REQUIRED WORK => Show only lines that include "venenis".

Start RECORDS SUPPLIED

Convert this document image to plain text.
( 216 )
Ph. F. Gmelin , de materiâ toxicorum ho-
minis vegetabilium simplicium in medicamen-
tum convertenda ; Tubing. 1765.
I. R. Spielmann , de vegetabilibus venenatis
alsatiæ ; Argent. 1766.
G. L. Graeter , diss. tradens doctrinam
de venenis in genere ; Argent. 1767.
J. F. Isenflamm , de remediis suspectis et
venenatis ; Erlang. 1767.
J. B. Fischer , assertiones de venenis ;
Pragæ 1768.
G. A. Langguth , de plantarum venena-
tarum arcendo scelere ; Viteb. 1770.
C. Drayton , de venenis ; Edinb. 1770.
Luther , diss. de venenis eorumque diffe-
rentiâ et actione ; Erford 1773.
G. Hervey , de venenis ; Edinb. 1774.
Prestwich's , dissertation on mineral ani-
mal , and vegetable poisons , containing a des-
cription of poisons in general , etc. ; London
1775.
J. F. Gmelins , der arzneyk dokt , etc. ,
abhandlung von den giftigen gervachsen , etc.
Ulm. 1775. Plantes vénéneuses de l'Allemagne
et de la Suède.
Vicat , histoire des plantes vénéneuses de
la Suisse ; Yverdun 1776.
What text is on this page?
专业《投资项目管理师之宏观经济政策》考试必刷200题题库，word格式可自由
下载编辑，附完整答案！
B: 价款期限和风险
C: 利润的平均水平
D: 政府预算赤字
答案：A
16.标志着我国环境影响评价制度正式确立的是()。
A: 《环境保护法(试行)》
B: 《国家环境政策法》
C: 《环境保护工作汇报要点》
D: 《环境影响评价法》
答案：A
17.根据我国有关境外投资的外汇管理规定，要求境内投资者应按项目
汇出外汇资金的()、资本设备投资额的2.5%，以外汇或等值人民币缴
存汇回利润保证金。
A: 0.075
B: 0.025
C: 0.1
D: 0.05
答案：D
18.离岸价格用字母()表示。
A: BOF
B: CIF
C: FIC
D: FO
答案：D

End RECORDS SUPPLIED

EXPECTED ANSWER =>
de venenis in genere ; Argent. 1767.
J. B. Fischer , assertiones de venenis ;
C. Drayton , de venenis ; Edinb. 1770.
Luther , diss. de venenis eorumque diffe-
G. Hervey , de venenis ; Edinb. 1774.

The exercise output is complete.